[Data excerpts]
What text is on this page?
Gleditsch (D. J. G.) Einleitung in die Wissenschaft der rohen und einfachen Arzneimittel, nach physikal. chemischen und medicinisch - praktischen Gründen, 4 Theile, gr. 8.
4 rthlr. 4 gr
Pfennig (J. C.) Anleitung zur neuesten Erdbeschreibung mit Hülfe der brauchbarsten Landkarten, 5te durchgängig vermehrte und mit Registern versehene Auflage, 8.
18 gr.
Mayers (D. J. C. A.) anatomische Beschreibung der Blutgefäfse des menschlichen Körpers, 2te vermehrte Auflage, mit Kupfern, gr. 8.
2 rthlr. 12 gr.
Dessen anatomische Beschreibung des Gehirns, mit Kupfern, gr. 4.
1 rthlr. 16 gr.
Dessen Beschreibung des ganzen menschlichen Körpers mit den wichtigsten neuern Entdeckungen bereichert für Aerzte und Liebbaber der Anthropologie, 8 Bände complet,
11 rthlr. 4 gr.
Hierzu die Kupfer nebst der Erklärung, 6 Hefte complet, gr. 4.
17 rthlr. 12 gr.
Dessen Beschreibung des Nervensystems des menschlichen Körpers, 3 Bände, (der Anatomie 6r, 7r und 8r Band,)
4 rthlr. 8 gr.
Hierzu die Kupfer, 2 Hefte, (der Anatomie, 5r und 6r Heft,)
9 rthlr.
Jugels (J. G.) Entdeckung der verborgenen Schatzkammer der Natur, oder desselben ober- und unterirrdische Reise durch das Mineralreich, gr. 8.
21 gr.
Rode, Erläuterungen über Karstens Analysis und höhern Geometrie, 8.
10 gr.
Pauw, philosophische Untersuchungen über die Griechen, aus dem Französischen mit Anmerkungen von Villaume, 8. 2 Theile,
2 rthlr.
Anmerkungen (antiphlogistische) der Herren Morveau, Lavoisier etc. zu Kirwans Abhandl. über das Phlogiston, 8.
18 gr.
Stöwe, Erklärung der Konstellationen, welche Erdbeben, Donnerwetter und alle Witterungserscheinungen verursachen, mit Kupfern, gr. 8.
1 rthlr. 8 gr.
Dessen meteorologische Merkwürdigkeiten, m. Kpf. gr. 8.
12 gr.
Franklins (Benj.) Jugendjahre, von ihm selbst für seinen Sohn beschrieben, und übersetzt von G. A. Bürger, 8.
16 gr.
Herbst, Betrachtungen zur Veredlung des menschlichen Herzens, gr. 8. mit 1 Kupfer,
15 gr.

--- Set exercise ---
Extract each entry in full and write it down exactly.

--- The solution ---
What text is on this page?
Gleditsch (D. J. G.) Einleitung in die Wissenschaft der rohen und einfachen Arzneimittel, nach physikal. chemischen und medicinisch - praktischen Gründen, 4 Theile, gr. 8.
4 rthlr. 4 gr
Pfennig (J. C.) Anleitung zur neuesten Erdbeschreibung mit Hülfe der brauchbarsten Landkarten, 5te durchgängig vermehrte und mit Registern versehene Auflage, 8.
18 gr.
Mayers (D. J. C. A.) anatomische Beschreibung der Blutgefäfse des menschlichen Körpers, 2te vermehrte Auflage, mit Kupfern, gr. 8.
2 rthlr. 12 gr.
Dessen anatomische Beschreibung des Gehirns, mit Kupfern, gr. 4.
1 rthlr. 16 gr.
Dessen Beschreibung des ganzen menschlichen Körpers mit den wichtigsten neuern Entdeckungen bereichert für Aerzte und Liebbaber der Anthropologie, 8 Bände complet,
11 rthlr. 4 gr.
Hierzu die Kupfer nebst der Erklärung, 6 Hefte complet, gr. 4.
17 rthlr. 12 gr.
Dessen Beschreibung des Nervensystems des menschlichen Körpers, 3 Bände, (der Anatomie 6r, 7r und 8r Band,)
4 rthlr. 8 gr.
Hierzu die Kupfer, 2 Hefte, (der Anatomie, 5r und 6r Heft,)
9 rthlr.
Jugels (J. G.) Entdeckung der verborgenen Schatzkammer der Natur, oder desselben ober- und unterirrdische Reise durch das Mineralreich, gr. 8.
21 gr.
Rode, Erläuterungen über Karstens Analysis und höhern Geometrie, 8.
10 gr.
Pauw, philosophische Untersuchungen über die Griechen, aus dem Französischen mit Anmerkungen von Villaume, 8. 2 Theile,
2 rthlr.
Anmerkungen (antiphlogistische) der Herren Morveau, Lavoisier etc. zu Kirwans Abhandl. über das Phlogiston, 8.
18 gr.
Stöwe, Erklärung der Konstellationen, welche Erdbeben, Donnerwetter und alle Witterungserscheinungen verursachen, mit Kupfern, gr. 8.
1 rthlr. 8 gr.
Dessen meteorologische Merkwürdigkeiten, m. Kpf. gr. 8.
12 gr.
Franklins (Benj.) Jugendjahre, von ihm selbst für seinen Sohn beschrieben, und übersetzt von G. A. Bürger, 8.
16 gr.
Herbst, Betrachtungen zur Veredlung des menschlichen Herzens, gr. 8. mit 1 Kupfer,
15 gr.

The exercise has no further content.